» EXERCISE PROMPT: Please output every line of the material as it stands, without the pictures.

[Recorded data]
=====

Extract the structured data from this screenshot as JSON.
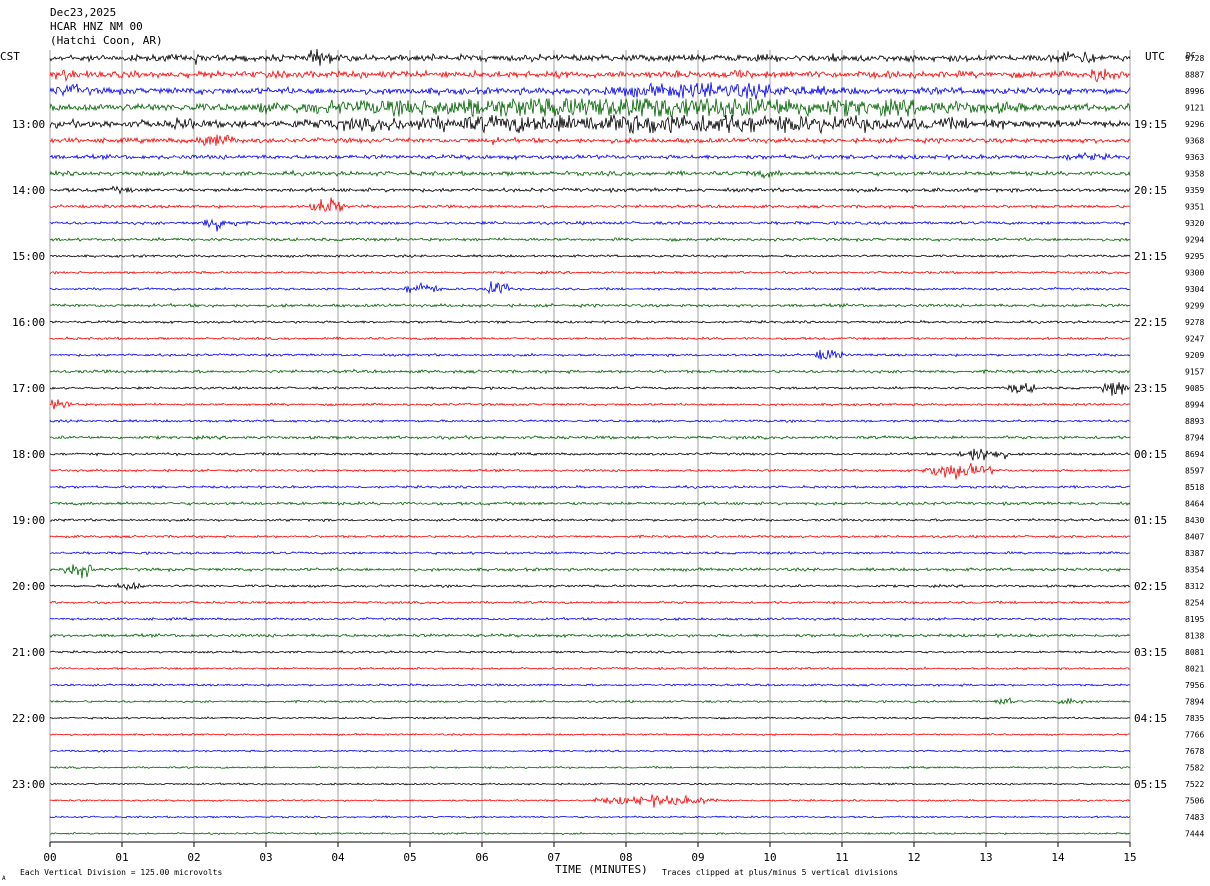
{
  "header": {
    "date": "Dec23,2025",
    "station": "HCAR HNZ NM 00",
    "location": "(Hatchi Coon, AR)"
  },
  "left_zone": "CST",
  "right_zone": "UTC",
  "dc_label": "DC",
  "footer": {
    "scale_note": "Each Vertical Division =  125.00 microvolts",
    "x_title": "TIME (MINUTES)",
    "clip_note": "Traces clipped at plus/minus 5 vertical divisions",
    "corner_mark": "A"
  },
  "colors": {
    "black": "#000000",
    "red": "#ff0000",
    "blue": "#0000ff",
    "green": "#006400",
    "grid": "#a0a0a0"
  },
  "chart_data": {
    "type": "line",
    "x_ticks": [
      "00",
      "01",
      "02",
      "03",
      "04",
      "05",
      "06",
      "07",
      "08",
      "09",
      "10",
      "11",
      "12",
      "13",
      "14",
      "15"
    ],
    "xlim": [
      0,
      15
    ],
    "color_cycle": [
      "black",
      "red",
      "blue",
      "green"
    ],
    "left_hour_labels": [
      "13:00",
      "14:00",
      "15:00",
      "16:00",
      "17:00",
      "18:00",
      "19:00",
      "20:00",
      "21:00",
      "22:00",
      "23:00"
    ],
    "right_hour_labels": [
      "19:15",
      "20:15",
      "21:15",
      "22:15",
      "23:15",
      "00:15",
      "01:15",
      "02:15",
      "03:15",
      "04:15",
      "05:15"
    ],
    "dc_values": [
      "9728",
      "8887",
      "8996",
      "9121",
      "9296",
      "9368",
      "9363",
      "9358",
      "9359",
      "9351",
      "9320",
      "9294",
      "9295",
      "9300",
      "9304",
      "9299",
      "9278",
      "9247",
      "9209",
      "9157",
      "9085",
      "8994",
      "8893",
      "8794",
      "8694",
      "8597",
      "8518",
      "8464",
      "8430",
      "8407",
      "8387",
      "8354",
      "8312",
      "8254",
      "8195",
      "8138",
      "8081",
      "8021",
      "7956",
      "7894",
      "7835",
      "7766",
      "7678",
      "7582",
      "7522",
      "7506",
      "7483",
      "7444"
    ],
    "noise_levels": [
      2.2,
      2.2,
      2.2,
      2.5,
      2.5,
      1.6,
      1.4,
      1.4,
      1.2,
      1.0,
      1.0,
      1.0,
      0.8,
      0.8,
      0.8,
      1.0,
      0.8,
      0.8,
      0.8,
      1.0,
      0.8,
      0.8,
      0.8,
      1.0,
      0.8,
      0.8,
      0.8,
      1.0,
      0.8,
      0.8,
      0.8,
      1.0,
      0.8,
      0.8,
      0.8,
      1.0,
      0.7,
      0.7,
      0.7,
      0.7,
      0.6,
      0.6,
      0.6,
      0.6,
      0.6,
      0.6,
      0.6,
      0.6
    ],
    "bursts": [
      {
        "trace": 0,
        "start": 3.6,
        "end": 3.9,
        "amp": 8
      },
      {
        "trace": 0,
        "start": 13.9,
        "end": 14.6,
        "amp": 6
      },
      {
        "trace": 0,
        "start": 1.9,
        "end": 2.2,
        "amp": 4
      },
      {
        "trace": 0,
        "start": 10.7,
        "end": 11.0,
        "amp": 4
      },
      {
        "trace": 1,
        "start": 0.0,
        "end": 0.4,
        "amp": 5
      },
      {
        "trace": 1,
        "start": 14.4,
        "end": 14.8,
        "amp": 7
      },
      {
        "trace": 1,
        "start": 9.4,
        "end": 9.8,
        "amp": 4
      },
      {
        "trace": 2,
        "start": 0.0,
        "end": 0.6,
        "amp": 5
      },
      {
        "trace": 2,
        "start": 7.2,
        "end": 11.2,
        "amp": 6
      },
      {
        "trace": 2,
        "start": 12.1,
        "end": 12.4,
        "amp": 4
      },
      {
        "trace": 3,
        "start": 2.8,
        "end": 13.5,
        "amp": 9
      },
      {
        "trace": 4,
        "start": 1.7,
        "end": 2.0,
        "amp": 7
      },
      {
        "trace": 4,
        "start": 3.3,
        "end": 13.3,
        "amp": 8
      },
      {
        "trace": 5,
        "start": 2.0,
        "end": 2.6,
        "amp": 6
      },
      {
        "trace": 5,
        "start": 6.0,
        "end": 6.3,
        "amp": 3
      },
      {
        "trace": 6,
        "start": 13.9,
        "end": 14.8,
        "amp": 3
      },
      {
        "trace": 7,
        "start": 9.5,
        "end": 10.3,
        "amp": 3
      },
      {
        "trace": 8,
        "start": 0.6,
        "end": 1.3,
        "amp": 2.5
      },
      {
        "trace": 8,
        "start": 12.1,
        "end": 12.5,
        "amp": 2
      },
      {
        "trace": 9,
        "start": 3.6,
        "end": 4.1,
        "amp": 7
      },
      {
        "trace": 10,
        "start": 2.1,
        "end": 2.6,
        "amp": 6
      },
      {
        "trace": 14,
        "start": 4.9,
        "end": 5.4,
        "amp": 5
      },
      {
        "trace": 14,
        "start": 6.0,
        "end": 6.4,
        "amp": 7
      },
      {
        "trace": 18,
        "start": 10.6,
        "end": 11.0,
        "amp": 5
      },
      {
        "trace": 20,
        "start": 13.3,
        "end": 13.7,
        "amp": 5
      },
      {
        "trace": 20,
        "start": 14.6,
        "end": 15.0,
        "amp": 6
      },
      {
        "trace": 21,
        "start": 0.0,
        "end": 0.3,
        "amp": 5
      },
      {
        "trace": 24,
        "start": 12.6,
        "end": 13.3,
        "amp": 6
      },
      {
        "trace": 25,
        "start": 12.1,
        "end": 13.1,
        "amp": 6
      },
      {
        "trace": 31,
        "start": 0.2,
        "end": 0.6,
        "amp": 7
      },
      {
        "trace": 32,
        "start": 0.9,
        "end": 1.3,
        "amp": 4
      },
      {
        "trace": 39,
        "start": 13.1,
        "end": 13.4,
        "amp": 3
      },
      {
        "trace": 39,
        "start": 14.0,
        "end": 14.4,
        "amp": 3
      },
      {
        "trace": 45,
        "start": 7.5,
        "end": 9.3,
        "amp": 4
      }
    ]
  }
}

=====

» RESPONSE TO THIS TASK:
Extract the structured data from this screenshot as JSON.
{
  "header": {
    "date": "Dec23,2025",
    "station": "HCAR HNZ NM 00",
    "location": "(Hatchi Coon, AR)"
  },
  "left_zone": "CST",
  "right_zone": "UTC",
  "dc_label": "DC",
  "footer": {
    "scale_note": "Each Vertical Division =  125.00 microvolts",
    "x_title": "TIME (MINUTES)",
    "clip_note": "Traces clipped at plus/minus 5 vertical divisions",
    "corner_mark": "A"
  },
  "colors": {
    "black": "#000000",
    "red": "#ff0000",
    "blue": "#0000ff",
    "green": "#006400",
    "grid": "#a0a0a0"
  },
  "chart_data": {
    "type": "line",
    "x_ticks": [
      "00",
      "01",
      "02",
      "03",
      "04",
      "05",
      "06",
      "07",
      "08",
      "09",
      "10",
      "11",
      "12",
      "13",
      "14",
      "15"
    ],
    "xlim": [
      0,
      15
    ],
    "color_cycle": [
      "black",
      "red",
      "blue",
      "green"
    ],
    "left_hour_labels": [
      "13:00",
      "14:00",
      "15:00",
      "16:00",
      "17:00",
      "18:00",
      "19:00",
      "20:00",
      "21:00",
      "22:00",
      "23:00"
    ],
    "right_hour_labels": [
      "19:15",
      "20:15",
      "21:15",
      "22:15",
      "23:15",
      "00:15",
      "01:15",
      "02:15",
      "03:15",
      "04:15",
      "05:15"
    ],
    "dc_values": [
      "9728",
      "8887",
      "8996",
      "9121",
      "9296",
      "9368",
      "9363",
      "9358",
      "9359",
      "9351",
      "9320",
      "9294",
      "9295",
      "9300",
      "9304",
      "9299",
      "9278",
      "9247",
      "9209",
      "9157",
      "9085",
      "8994",
      "8893",
      "8794",
      "8694",
      "8597",
      "8518",
      "8464",
      "8430",
      "8407",
      "8387",
      "8354",
      "8312",
      "8254",
      "8195",
      "8138",
      "8081",
      "8021",
      "7956",
      "7894",
      "7835",
      "7766",
      "7678",
      "7582",
      "7522",
      "7506",
      "7483",
      "7444"
    ],
    "noise_levels": [
      2.2,
      2.2,
      2.2,
      2.5,
      2.5,
      1.6,
      1.4,
      1.4,
      1.2,
      1.0,
      1.0,
      1.0,
      0.8,
      0.8,
      0.8,
      1.0,
      0.8,
      0.8,
      0.8,
      1.0,
      0.8,
      0.8,
      0.8,
      1.0,
      0.8,
      0.8,
      0.8,
      1.0,
      0.8,
      0.8,
      0.8,
      1.0,
      0.8,
      0.8,
      0.8,
      1.0,
      0.7,
      0.7,
      0.7,
      0.7,
      0.6,
      0.6,
      0.6,
      0.6,
      0.6,
      0.6,
      0.6,
      0.6
    ],
    "bursts": [
      {
        "trace": 0,
        "start": 3.6,
        "end": 3.9,
        "amp": 8
      },
      {
        "trace": 0,
        "start": 13.9,
        "end": 14.6,
        "amp": 6
      },
      {
        "trace": 0,
        "start": 1.9,
        "end": 2.2,
        "amp": 4
      },
      {
        "trace": 0,
        "start": 10.7,
        "end": 11.0,
        "amp": 4
      },
      {
        "trace": 1,
        "start": 0.0,
        "end": 0.4,
        "amp": 5
      },
      {
        "trace": 1,
        "start": 14.4,
        "end": 14.8,
        "amp": 7
      },
      {
        "trace": 1,
        "start": 9.4,
        "end": 9.8,
        "amp": 4
      },
      {
        "trace": 2,
        "start": 0.0,
        "end": 0.6,
        "amp": 5
      },
      {
        "trace": 2,
        "start": 7.2,
        "end": 11.2,
        "amp": 6
      },
      {
        "trace": 2,
        "start": 12.1,
        "end": 12.4,
        "amp": 4
      },
      {
        "trace": 3,
        "start": 2.8,
        "end": 13.5,
        "amp": 9
      },
      {
        "trace": 4,
        "start": 1.7,
        "end": 2.0,
        "amp": 7
      },
      {
        "trace": 4,
        "start": 3.3,
        "end": 13.3,
        "amp": 8
      },
      {
        "trace": 5,
        "start": 2.0,
        "end": 2.6,
        "amp": 6
      },
      {
        "trace": 5,
        "start": 6.0,
        "end": 6.3,
        "amp": 3
      },
      {
        "trace": 6,
        "start": 13.9,
        "end": 14.8,
        "amp": 3
      },
      {
        "trace": 7,
        "start": 9.5,
        "end": 10.3,
        "amp": 3
      },
      {
        "trace": 8,
        "start": 0.6,
        "end": 1.3,
        "amp": 2.5
      },
      {
        "trace": 8,
        "start": 12.1,
        "end": 12.5,
        "amp": 2
      },
      {
        "trace": 9,
        "start": 3.6,
        "end": 4.1,
        "amp": 7
      },
      {
        "trace": 10,
        "start": 2.1,
        "end": 2.6,
        "amp": 6
      },
      {
        "trace": 14,
        "start": 4.9,
        "end": 5.4,
        "amp": 5
      },
      {
        "trace": 14,
        "start": 6.0,
        "end": 6.4,
        "amp": 7
      },
      {
        "trace": 18,
        "start": 10.6,
        "end": 11.0,
        "amp": 5
      },
      {
        "trace": 20,
        "start": 13.3,
        "end": 13.7,
        "amp": 5
      },
      {
        "trace": 20,
        "start": 14.6,
        "end": 15.0,
        "amp": 6
      },
      {
        "trace": 21,
        "start": 0.0,
        "end": 0.3,
        "amp": 5
      },
      {
        "trace": 24,
        "start": 12.6,
        "end": 13.3,
        "amp": 6
      },
      {
        "trace": 25,
        "start": 12.1,
        "end": 13.1,
        "amp": 6
      },
      {
        "trace": 31,
        "start": 0.2,
        "end": 0.6,
        "amp": 7
      },
      {
        "trace": 32,
        "start": 0.9,
        "end": 1.3,
        "amp": 4
      },
      {
        "trace": 39,
        "start": 13.1,
        "end": 13.4,
        "amp": 3
      },
      {
        "trace": 39,
        "start": 14.0,
        "end": 14.4,
        "amp": 3
      },
      {
        "trace": 45,
        "start": 7.5,
        "end": 9.3,
        "amp": 4
      }
    ]
  }
}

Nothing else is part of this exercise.